**Objective:**
Tally the lines in the records underneath that contain the string "condivisioni", and state the figure by itself.

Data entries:
________________________________________

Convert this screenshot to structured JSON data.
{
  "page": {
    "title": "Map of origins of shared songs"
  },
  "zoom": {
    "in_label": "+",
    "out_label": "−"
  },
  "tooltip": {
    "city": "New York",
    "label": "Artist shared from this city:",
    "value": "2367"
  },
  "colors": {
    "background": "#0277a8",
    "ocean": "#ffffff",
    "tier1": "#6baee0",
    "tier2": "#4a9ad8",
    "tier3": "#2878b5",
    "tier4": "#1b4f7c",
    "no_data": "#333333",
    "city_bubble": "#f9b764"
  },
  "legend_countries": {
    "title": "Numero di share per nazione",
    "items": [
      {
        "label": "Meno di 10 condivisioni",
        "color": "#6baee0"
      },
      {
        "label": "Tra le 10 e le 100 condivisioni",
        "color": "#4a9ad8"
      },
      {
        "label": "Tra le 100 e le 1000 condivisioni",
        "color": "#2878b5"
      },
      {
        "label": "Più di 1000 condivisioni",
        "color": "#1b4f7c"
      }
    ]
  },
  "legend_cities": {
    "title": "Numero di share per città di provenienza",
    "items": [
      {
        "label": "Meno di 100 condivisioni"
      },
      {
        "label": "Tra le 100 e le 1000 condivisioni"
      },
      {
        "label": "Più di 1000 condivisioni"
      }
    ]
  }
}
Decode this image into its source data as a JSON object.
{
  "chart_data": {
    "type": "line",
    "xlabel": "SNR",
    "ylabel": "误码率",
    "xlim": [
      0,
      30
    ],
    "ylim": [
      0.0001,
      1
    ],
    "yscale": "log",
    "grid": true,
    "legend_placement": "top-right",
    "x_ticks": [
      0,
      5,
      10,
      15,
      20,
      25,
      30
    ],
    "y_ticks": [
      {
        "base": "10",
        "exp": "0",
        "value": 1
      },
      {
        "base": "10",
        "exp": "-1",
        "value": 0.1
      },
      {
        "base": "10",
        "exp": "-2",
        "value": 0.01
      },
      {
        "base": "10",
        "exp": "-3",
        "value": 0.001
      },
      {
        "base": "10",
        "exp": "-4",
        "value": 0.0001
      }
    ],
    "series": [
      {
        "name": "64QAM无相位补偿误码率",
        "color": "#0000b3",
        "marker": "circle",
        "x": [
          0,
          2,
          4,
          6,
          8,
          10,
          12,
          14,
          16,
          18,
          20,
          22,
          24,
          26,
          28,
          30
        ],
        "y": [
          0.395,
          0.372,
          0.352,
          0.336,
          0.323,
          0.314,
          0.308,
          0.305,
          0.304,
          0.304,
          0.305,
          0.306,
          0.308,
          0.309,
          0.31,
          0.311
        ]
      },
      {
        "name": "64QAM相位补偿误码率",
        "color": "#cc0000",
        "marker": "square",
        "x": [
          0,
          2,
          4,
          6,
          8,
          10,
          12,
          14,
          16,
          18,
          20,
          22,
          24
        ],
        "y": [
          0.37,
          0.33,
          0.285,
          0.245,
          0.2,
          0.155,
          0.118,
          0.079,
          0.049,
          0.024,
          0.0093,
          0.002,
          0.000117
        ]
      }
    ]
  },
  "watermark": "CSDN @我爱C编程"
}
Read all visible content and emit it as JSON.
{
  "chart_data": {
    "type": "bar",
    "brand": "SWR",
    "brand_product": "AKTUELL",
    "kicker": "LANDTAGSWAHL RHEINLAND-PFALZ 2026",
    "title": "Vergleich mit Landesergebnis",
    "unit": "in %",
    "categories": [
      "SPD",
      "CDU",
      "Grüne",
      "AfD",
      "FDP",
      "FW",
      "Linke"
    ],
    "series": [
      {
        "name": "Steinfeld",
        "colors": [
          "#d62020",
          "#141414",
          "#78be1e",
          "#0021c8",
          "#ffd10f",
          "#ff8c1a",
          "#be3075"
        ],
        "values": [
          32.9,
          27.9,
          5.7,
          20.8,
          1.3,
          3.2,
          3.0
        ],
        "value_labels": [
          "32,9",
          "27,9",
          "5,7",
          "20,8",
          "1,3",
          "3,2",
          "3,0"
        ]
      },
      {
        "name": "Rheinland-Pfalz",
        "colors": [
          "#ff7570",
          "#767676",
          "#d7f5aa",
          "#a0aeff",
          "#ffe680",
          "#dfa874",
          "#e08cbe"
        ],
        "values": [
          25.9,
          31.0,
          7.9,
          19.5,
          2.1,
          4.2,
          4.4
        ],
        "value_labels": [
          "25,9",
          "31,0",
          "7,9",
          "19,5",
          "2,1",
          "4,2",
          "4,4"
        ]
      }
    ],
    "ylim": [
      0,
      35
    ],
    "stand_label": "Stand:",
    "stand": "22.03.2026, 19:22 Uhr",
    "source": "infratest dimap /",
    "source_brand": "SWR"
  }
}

________________________________________

**Solved exercise:**
7